» WHAT TO WORK ON: Find the lines with "JSON" in them and copy them out.

────────────────────

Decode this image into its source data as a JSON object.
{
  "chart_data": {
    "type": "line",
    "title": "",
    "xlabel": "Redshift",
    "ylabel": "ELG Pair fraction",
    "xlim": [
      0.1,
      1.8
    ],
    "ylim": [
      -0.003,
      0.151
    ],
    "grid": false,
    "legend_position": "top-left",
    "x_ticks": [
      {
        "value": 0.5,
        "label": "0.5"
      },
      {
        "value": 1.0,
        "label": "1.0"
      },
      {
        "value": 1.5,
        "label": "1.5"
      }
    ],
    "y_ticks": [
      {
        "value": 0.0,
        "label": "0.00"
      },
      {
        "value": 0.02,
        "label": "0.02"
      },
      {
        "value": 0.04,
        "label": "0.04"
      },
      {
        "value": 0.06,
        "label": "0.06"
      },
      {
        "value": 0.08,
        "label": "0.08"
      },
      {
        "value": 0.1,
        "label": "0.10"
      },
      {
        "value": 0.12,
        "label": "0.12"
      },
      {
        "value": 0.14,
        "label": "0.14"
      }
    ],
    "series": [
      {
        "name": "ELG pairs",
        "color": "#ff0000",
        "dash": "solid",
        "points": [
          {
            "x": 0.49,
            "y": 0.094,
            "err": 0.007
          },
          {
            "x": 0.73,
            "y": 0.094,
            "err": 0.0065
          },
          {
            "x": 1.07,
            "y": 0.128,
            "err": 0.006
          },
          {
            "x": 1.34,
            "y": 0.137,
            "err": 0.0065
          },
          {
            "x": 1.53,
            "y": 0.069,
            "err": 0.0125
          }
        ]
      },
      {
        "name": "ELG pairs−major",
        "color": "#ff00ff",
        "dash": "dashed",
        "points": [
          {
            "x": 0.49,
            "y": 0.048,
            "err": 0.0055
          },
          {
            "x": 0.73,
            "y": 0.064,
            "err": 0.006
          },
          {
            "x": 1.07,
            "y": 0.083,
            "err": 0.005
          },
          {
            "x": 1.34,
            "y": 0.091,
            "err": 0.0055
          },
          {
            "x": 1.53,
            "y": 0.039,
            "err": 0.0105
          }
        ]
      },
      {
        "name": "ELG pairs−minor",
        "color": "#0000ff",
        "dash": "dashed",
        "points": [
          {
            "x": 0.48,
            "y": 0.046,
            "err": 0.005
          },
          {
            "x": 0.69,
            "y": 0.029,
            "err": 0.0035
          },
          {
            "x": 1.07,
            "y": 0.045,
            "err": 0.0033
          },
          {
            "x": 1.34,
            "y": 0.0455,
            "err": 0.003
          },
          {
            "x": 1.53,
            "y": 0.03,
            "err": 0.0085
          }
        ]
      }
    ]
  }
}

────────────────────

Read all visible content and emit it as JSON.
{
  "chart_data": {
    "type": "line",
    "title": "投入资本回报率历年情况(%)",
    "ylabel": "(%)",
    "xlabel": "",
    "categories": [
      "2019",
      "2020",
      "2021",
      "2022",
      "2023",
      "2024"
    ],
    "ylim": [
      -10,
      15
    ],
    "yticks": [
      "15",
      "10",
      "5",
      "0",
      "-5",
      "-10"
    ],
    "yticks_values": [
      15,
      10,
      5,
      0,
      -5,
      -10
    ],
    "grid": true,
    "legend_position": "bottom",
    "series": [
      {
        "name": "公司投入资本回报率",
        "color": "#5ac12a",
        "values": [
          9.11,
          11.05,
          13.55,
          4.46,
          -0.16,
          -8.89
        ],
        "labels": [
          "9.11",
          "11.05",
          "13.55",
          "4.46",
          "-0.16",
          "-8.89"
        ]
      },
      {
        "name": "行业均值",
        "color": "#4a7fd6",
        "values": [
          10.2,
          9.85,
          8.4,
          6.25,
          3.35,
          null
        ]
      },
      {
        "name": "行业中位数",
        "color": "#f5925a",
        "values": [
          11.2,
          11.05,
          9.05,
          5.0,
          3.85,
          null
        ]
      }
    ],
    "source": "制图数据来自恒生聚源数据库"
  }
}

────────────────────

» TASK ANSWER:
Decode this image into its source data as a JSON object.
Read all visible content and emit it as JSON.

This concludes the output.